-- Exercise directions --
Your task is to copy the listing exactly. Drop any pictures from the copy.

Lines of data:
***

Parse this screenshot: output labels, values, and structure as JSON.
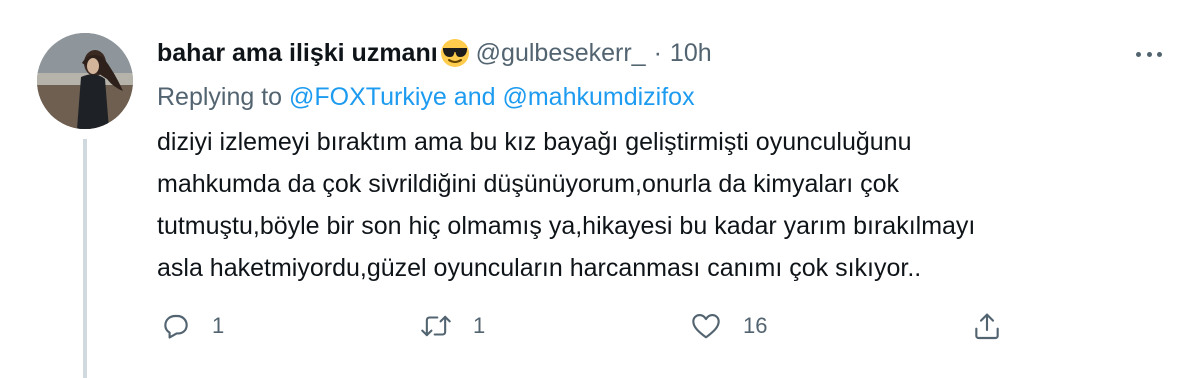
{
  "tweet": {
    "display_name": "bahar ama ilişki uzmanı",
    "display_name_emoji": "smiling-face-with-sunglasses-icon",
    "handle": "@gulbesekerr_",
    "separator": "·",
    "time": "10h",
    "replying_prefix": "Replying to",
    "replying_user_1": "@FOXTurkiye",
    "replying_and": "and",
    "replying_user_2": "@mahkumdizifox",
    "body_lines": [
      "diziyi izlemeyi bıraktım ama bu kız bayağı geliştirmişti oyunculuğunu",
      "mahkumda da çok sivrildiğini düşünüyorum,onurla da kimyaları çok",
      "tutmuştu,böyle bir son hiç olmamış ya,hikayesi bu kadar yarım bırakılmayı",
      "asla haketmiyordu,güzel oyuncuların harcanması canımı çok sıkıyor.."
    ],
    "actions": {
      "reply_count": "1",
      "retweet_count": "1",
      "like_count": "16",
      "reply_icon": "reply-icon",
      "retweet_icon": "retweet-icon",
      "like_icon": "heart-icon",
      "share_icon": "share-icon"
    }
  },
  "colors": {
    "text_primary": "#0f1419",
    "text_secondary": "#536471",
    "link": "#1d9bf0",
    "thread_line": "#cfd9de"
  }
}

***

-- Written answer --
Parse this screenshot: output labels, values, and structure as JSON.
{
  "tweet": {
    "display_name": "bahar ama ilişki uzmanı",
    "display_name_emoji": "smiling-face-with-sunglasses-icon",
    "handle": "@gulbesekerr_",
    "separator": "·",
    "time": "10h",
    "replying_prefix": "Replying to",
    "replying_user_1": "@FOXTurkiye",
    "replying_and": "and",
    "replying_user_2": "@mahkumdizifox",
    "body_lines": [
      "diziyi izlemeyi bıraktım ama bu kız bayağı geliştirmişti oyunculuğunu",
      "mahkumda da çok sivrildiğini düşünüyorum,onurla da kimyaları çok",
      "tutmuştu,böyle bir son hiç olmamış ya,hikayesi bu kadar yarım bırakılmayı",
      "asla haketmiyordu,güzel oyuncuların harcanması canımı çok sıkıyor.."
    ],
    "actions": {
      "reply_count": "1",
      "retweet_count": "1",
      "like_count": "16",
      "reply_icon": "reply-icon",
      "retweet_icon": "retweet-icon",
      "like_icon": "heart-icon",
      "share_icon": "share-icon"
    }
  },
  "colors": {
    "text_primary": "#0f1419",
    "text_secondary": "#536471",
    "link": "#1d9bf0",
    "thread_line": "#cfd9de"
  }
}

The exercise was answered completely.